[Extracted data entries]
↓

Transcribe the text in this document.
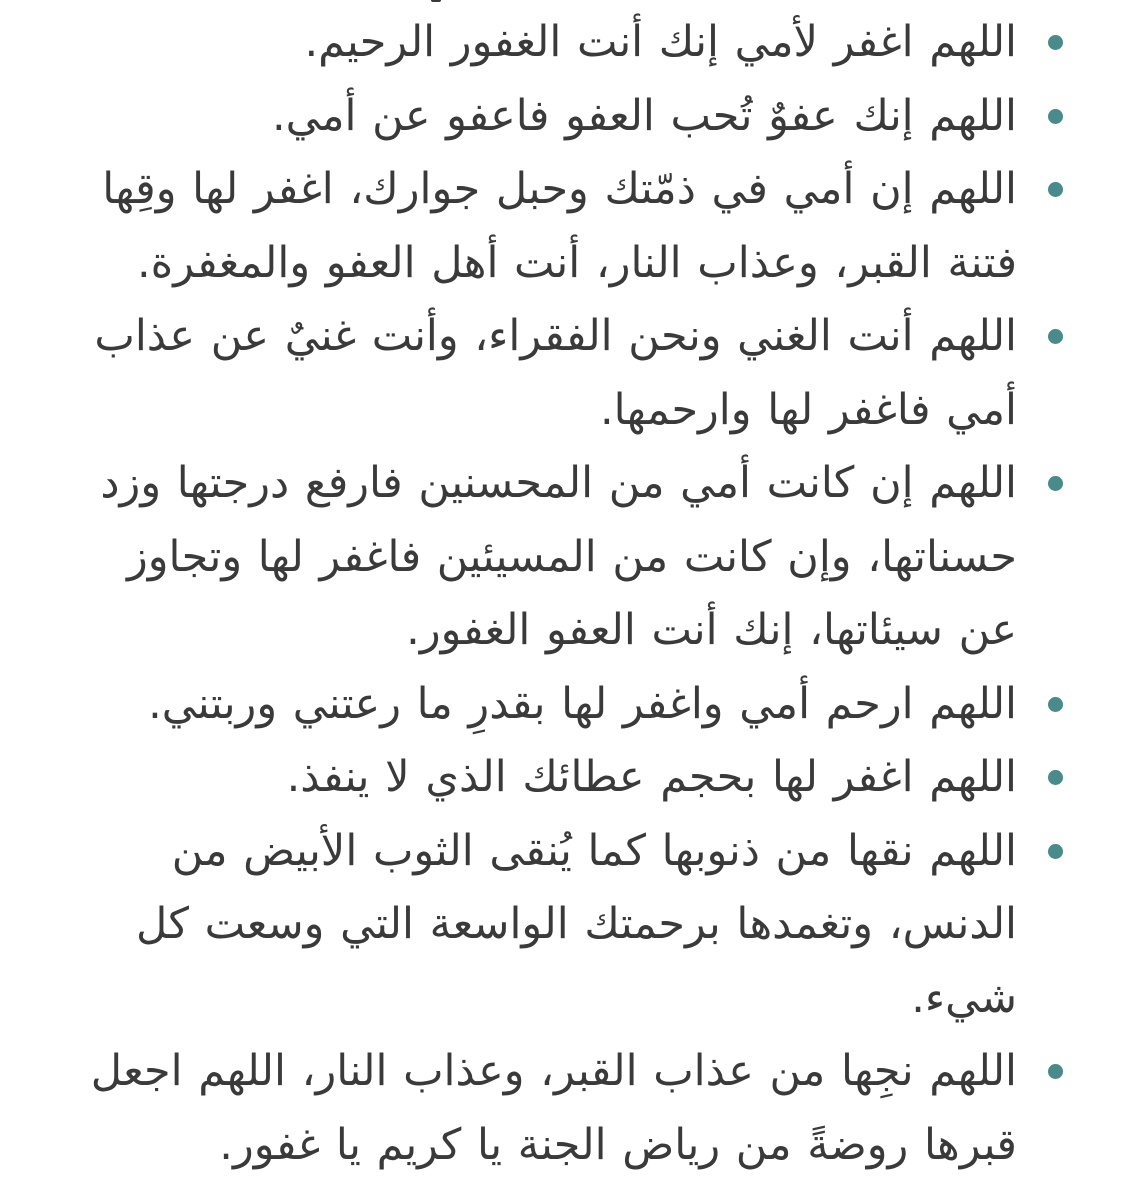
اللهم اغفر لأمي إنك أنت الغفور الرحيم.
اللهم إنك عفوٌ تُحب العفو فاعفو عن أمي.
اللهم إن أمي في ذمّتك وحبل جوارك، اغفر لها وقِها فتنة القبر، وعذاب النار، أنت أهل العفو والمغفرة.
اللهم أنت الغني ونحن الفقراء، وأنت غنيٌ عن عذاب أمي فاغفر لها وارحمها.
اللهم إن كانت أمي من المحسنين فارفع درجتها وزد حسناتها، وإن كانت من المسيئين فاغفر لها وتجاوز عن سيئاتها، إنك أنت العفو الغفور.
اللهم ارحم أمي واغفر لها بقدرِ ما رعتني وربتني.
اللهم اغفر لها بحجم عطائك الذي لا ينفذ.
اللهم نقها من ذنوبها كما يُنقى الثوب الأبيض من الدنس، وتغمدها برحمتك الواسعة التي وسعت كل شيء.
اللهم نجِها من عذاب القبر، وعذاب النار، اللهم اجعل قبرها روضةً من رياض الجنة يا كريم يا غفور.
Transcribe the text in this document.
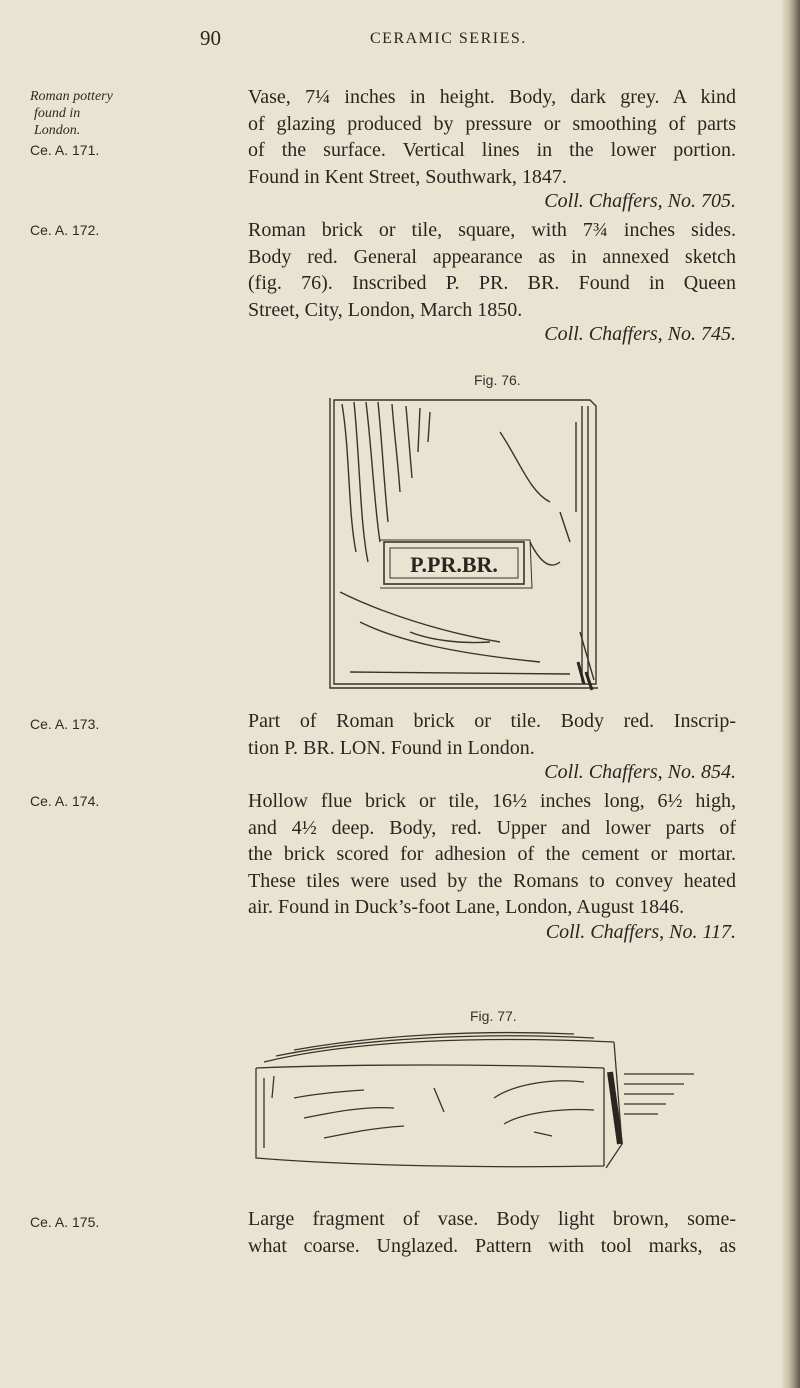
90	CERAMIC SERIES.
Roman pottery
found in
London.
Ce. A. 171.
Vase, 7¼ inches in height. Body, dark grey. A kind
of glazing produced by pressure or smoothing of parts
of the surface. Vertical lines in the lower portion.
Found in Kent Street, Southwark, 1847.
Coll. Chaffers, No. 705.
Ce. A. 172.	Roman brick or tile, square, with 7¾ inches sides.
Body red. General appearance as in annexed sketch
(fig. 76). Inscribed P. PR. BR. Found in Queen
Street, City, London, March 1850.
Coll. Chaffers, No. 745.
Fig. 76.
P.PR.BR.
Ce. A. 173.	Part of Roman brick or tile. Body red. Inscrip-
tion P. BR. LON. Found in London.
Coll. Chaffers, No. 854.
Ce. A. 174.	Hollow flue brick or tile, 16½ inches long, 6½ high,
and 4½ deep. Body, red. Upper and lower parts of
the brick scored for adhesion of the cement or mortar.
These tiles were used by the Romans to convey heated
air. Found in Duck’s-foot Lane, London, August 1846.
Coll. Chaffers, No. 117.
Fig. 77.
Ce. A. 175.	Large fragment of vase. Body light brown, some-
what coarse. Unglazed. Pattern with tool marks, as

↑
↓

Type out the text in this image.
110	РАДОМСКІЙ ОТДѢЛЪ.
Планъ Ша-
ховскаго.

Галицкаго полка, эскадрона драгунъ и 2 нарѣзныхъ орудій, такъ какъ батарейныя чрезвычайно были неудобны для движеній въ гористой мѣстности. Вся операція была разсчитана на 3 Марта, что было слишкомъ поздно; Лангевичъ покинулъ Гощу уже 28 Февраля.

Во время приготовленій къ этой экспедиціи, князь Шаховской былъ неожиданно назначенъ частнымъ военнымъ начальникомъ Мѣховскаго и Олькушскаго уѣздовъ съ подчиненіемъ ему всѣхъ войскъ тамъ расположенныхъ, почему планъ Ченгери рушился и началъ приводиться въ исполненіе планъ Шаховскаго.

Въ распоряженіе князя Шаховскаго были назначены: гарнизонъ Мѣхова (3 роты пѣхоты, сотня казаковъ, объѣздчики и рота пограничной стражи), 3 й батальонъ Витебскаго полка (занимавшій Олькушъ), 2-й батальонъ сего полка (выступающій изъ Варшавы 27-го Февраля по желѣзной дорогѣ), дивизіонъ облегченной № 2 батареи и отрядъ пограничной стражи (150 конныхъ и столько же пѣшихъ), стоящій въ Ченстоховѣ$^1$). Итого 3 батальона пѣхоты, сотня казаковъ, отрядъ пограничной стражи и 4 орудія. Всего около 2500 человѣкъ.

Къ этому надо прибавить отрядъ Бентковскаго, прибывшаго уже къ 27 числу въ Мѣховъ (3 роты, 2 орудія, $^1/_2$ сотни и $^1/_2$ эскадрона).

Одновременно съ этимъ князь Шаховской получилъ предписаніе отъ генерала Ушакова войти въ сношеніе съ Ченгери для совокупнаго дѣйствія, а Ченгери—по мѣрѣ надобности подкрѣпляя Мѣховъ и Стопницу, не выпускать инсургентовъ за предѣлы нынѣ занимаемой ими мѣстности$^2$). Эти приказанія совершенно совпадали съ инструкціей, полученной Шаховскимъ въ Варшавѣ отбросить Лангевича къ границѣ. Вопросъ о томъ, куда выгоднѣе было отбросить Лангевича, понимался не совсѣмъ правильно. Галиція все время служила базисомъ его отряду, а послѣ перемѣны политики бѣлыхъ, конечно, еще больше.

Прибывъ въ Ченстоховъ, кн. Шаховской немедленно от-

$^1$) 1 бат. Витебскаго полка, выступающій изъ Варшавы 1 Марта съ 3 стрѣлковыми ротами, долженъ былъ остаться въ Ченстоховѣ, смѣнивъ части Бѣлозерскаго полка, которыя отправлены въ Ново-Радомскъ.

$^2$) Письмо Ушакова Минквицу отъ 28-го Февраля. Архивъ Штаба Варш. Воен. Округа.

↑
↓

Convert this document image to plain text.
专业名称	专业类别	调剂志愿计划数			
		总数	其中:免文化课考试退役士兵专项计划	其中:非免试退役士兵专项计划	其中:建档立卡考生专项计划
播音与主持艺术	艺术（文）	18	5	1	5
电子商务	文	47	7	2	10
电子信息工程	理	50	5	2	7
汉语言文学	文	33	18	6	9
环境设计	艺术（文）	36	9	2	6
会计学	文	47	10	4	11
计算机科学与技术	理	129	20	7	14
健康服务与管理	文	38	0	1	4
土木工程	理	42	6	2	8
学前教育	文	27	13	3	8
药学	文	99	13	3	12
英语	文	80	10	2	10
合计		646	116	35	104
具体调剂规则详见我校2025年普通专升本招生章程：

↑

REQUIRED WORK:
Find each line with the string "inches" and copy it out.

WRITTEN ANSWER:
Vase, 7¼ inches in height. Body, dark grey. A kind
Ce. A. 172.	Roman brick or tile, square, with 7¾ inches sides.
Ce. A. 174.	Hollow flue brick or tile, 16½ inches long, 6½ high,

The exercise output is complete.